===== DATA SHOWN =====

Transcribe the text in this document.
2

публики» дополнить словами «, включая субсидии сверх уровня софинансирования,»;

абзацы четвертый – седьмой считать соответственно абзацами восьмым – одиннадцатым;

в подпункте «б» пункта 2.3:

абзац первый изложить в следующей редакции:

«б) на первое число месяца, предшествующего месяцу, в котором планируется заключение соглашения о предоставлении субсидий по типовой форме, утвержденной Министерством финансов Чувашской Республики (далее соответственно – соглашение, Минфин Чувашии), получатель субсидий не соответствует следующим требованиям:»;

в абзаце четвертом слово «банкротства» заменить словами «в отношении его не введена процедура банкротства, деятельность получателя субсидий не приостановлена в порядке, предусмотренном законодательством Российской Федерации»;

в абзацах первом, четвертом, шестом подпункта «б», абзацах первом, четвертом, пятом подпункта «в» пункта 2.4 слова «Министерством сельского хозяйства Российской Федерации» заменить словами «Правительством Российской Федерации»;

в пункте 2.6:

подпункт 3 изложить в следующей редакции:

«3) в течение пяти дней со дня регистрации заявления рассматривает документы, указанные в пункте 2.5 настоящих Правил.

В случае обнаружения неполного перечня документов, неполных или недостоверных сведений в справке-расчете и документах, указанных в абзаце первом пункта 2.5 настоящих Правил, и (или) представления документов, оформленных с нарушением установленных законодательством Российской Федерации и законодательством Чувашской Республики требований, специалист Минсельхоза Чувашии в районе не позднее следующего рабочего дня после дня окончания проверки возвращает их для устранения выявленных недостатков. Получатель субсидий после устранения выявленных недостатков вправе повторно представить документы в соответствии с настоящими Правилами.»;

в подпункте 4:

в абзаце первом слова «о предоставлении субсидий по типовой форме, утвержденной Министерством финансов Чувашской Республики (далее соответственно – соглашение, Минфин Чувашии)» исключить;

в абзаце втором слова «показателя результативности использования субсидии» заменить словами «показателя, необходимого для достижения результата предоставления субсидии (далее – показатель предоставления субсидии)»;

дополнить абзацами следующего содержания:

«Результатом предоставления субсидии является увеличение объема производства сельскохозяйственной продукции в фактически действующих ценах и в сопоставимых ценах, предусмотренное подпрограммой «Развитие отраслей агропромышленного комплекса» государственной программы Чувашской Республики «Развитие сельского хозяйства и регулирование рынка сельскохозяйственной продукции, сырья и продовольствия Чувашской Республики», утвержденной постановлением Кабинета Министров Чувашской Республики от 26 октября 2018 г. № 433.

=====

** AIM OF THE EXERCISE **
Output all of the material exactly as written.

** ANSWER TO THIS EXERCISE **
Transcribe the text in this document.
2

публики» дополнить словами «, включая субсидии сверх уровня софинансирования,»;

абзацы четвертый – седьмой считать соответственно абзацами восьмым – одиннадцатым;

в подпункте «б» пункта 2.3:

абзац первый изложить в следующей редакции:

«б) на первое число месяца, предшествующего месяцу, в котором планируется заключение соглашения о предоставлении субсидий по типовой форме, утвержденной Министерством финансов Чувашской Республики (далее соответственно – соглашение, Минфин Чувашии), получатель субсидий не соответствует следующим требованиям:»;

в абзаце четвертом слово «банкротства» заменить словами «в отношении его не введена процедура банкротства, деятельность получателя субсидий не приостановлена в порядке, предусмотренном законодательством Российской Федерации»;

в абзацах первом, четвертом, шестом подпункта «б», абзацах первом, четвертом, пятом подпункта «в» пункта 2.4 слова «Министерством сельского хозяйства Российской Федерации» заменить словами «Правительством Российской Федерации»;

в пункте 2.6:

подпункт 3 изложить в следующей редакции:

«3) в течение пяти дней со дня регистрации заявления рассматривает документы, указанные в пункте 2.5 настоящих Правил.

В случае обнаружения неполного перечня документов, неполных или недостоверных сведений в справке-расчете и документах, указанных в абзаце первом пункта 2.5 настоящих Правил, и (или) представления документов, оформленных с нарушением установленных законодательством Российской Федерации и законодательством Чувашской Республики требований, специалист Минсельхоза Чувашии в районе не позднее следующего рабочего дня после дня окончания проверки возвращает их для устранения выявленных недостатков. Получатель субсидий после устранения выявленных недостатков вправе повторно представить документы в соответствии с настоящими Правилами.»;

в подпункте 4:

в абзаце первом слова «о предоставлении субсидий по типовой форме, утвержденной Министерством финансов Чувашской Республики (далее соответственно – соглашение, Минфин Чувашии)» исключить;

в абзаце втором слова «показателя результативности использования субсидии» заменить словами «показателя, необходимого для достижения результата предоставления субсидии (далее – показатель предоставления субсидии)»;

дополнить абзацами следующего содержания:

«Результатом предоставления субсидии является увеличение объема производства сельскохозяйственной продукции в фактически действующих ценах и в сопоставимых ценах, предусмотренное подпрограммой «Развитие отраслей агропромышленного комплекса» государственной программы Чувашской Республики «Развитие сельского хозяйства и регулирование рынка сельскохозяйственной продукции, сырья и продовольствия Чувашской Республики», утвержденной постановлением Кабинета Министров Чувашской Республики от 26 октября 2018 г. № 433.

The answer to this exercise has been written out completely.